====== Raw data

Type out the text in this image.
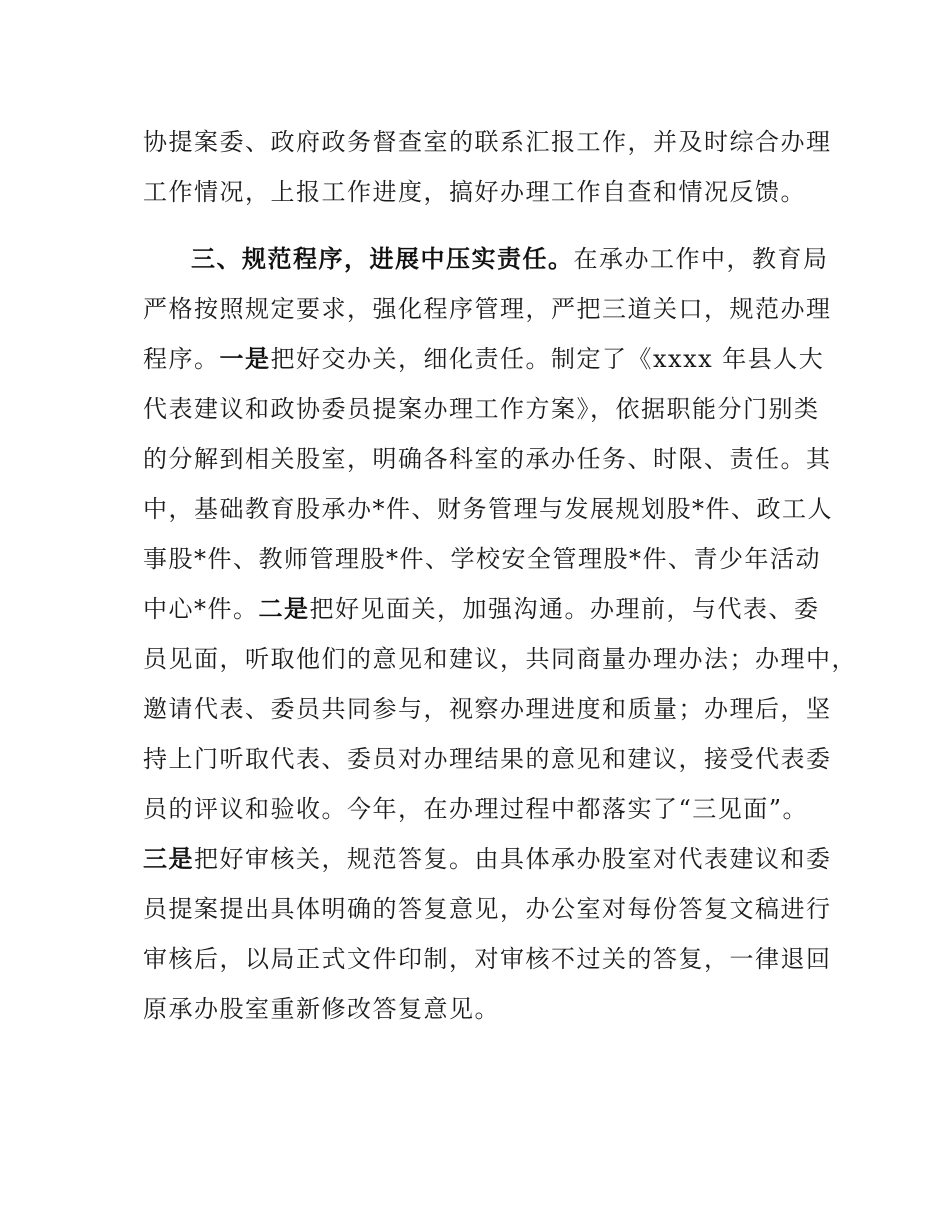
协提案委、政府政务督查室的联系汇报工作，并及时综合办理
工作情况，上报工作进度，搞好办理工作自查和情况反馈。
三、规范程序，进展中压实责任。在承办工作中，教育局
严格按照规定要求，强化程序管理，严把三道关口，规范办理
程序。一是把好交办关，细化责任。制定了《xxxx 年县人大
代表建议和政协委员提案办理工作方案》，依据职能分门别类
的分解到相关股室，明确各科室的承办任务、时限、责任。其
中，基础教育股承办*件、财务管理与发展规划股*件、政工人
事股*件、教师管理股*件、学校安全管理股*件、青少年活动
中心*件。二是把好见面关，加强沟通。办理前，与代表、委
员见面，听取他们的意见和建议，共同商量办理办法；办理中，
邀请代表、委员共同参与，视察办理进度和质量；办理后，坚
持上门听取代表、委员对办理结果的意见和建议，接受代表委
员的评议和验收。今年，在办理过程中都落实了“三见面”。
三是把好审核关，规范答复。由具体承办股室对代表建议和委
员提案提出具体明确的答复意见，办公室对每份答复文稿进行
审核后，以局正式文件印制，对审核不过关的答复，一律退回
原承办股室重新修改答复意见。
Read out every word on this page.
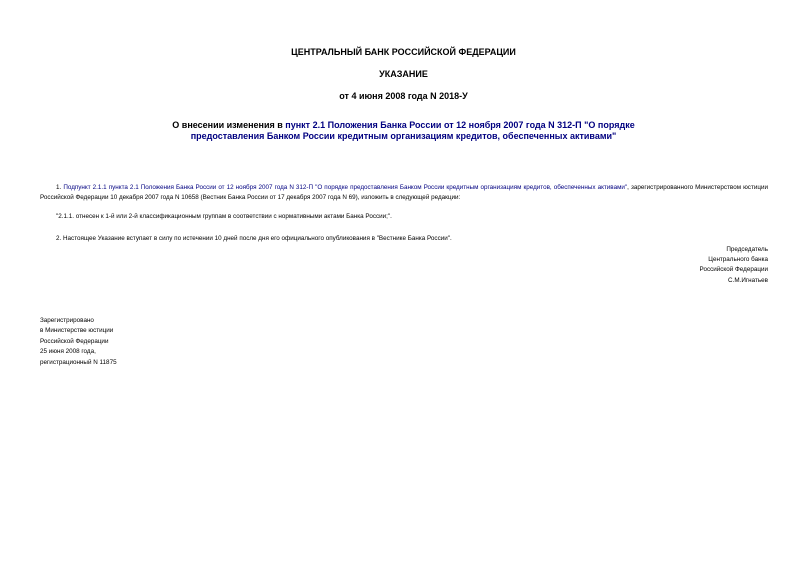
ЦЕНТРАЛЬНЫЙ БАНК РОССИЙСКОЙ ФЕДЕРАЦИИ
УКАЗАНИЕ
от 4 июня 2008 года N 2018-У
О внесении изменения в пункт 2.1 Положения Банка России от 12 ноября 2007 года N 312-П "О порядке предоставления Банком России кредитным организациям кредитов, обеспеченных активами"
1. Подпункт 2.1.1 пункта 2.1 Положения Банка России от 12 ноября 2007 года N 312-П "О порядке предоставления Банком России кредитным организациям кредитов, обеспеченных активами", зарегистрированного Министерством юстиции Российской Федерации 10 декабря 2007 года N 10658 (Вестник Банка России от 17 декабря 2007 года N 69), изложить в следующей редакции:
"2.1.1. отнесен к 1-й или 2-й классификационным группам в соответствии с нормативными актами Банка России;".
2. Настоящее Указание вступает в силу по истечении 10 дней после дня его официального опубликования в "Вестнике Банка России".
Председатель
Центрального банка
Российской Федерации
С.М.Игнатьев
Зарегистрировано
в Министерстве юстиции
Российской Федерации
25 июня 2008 года,
регистрационный N 11875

============

Required task: How many lines in these records hold the string "this"? Reply with the number alone.

Complete output: 2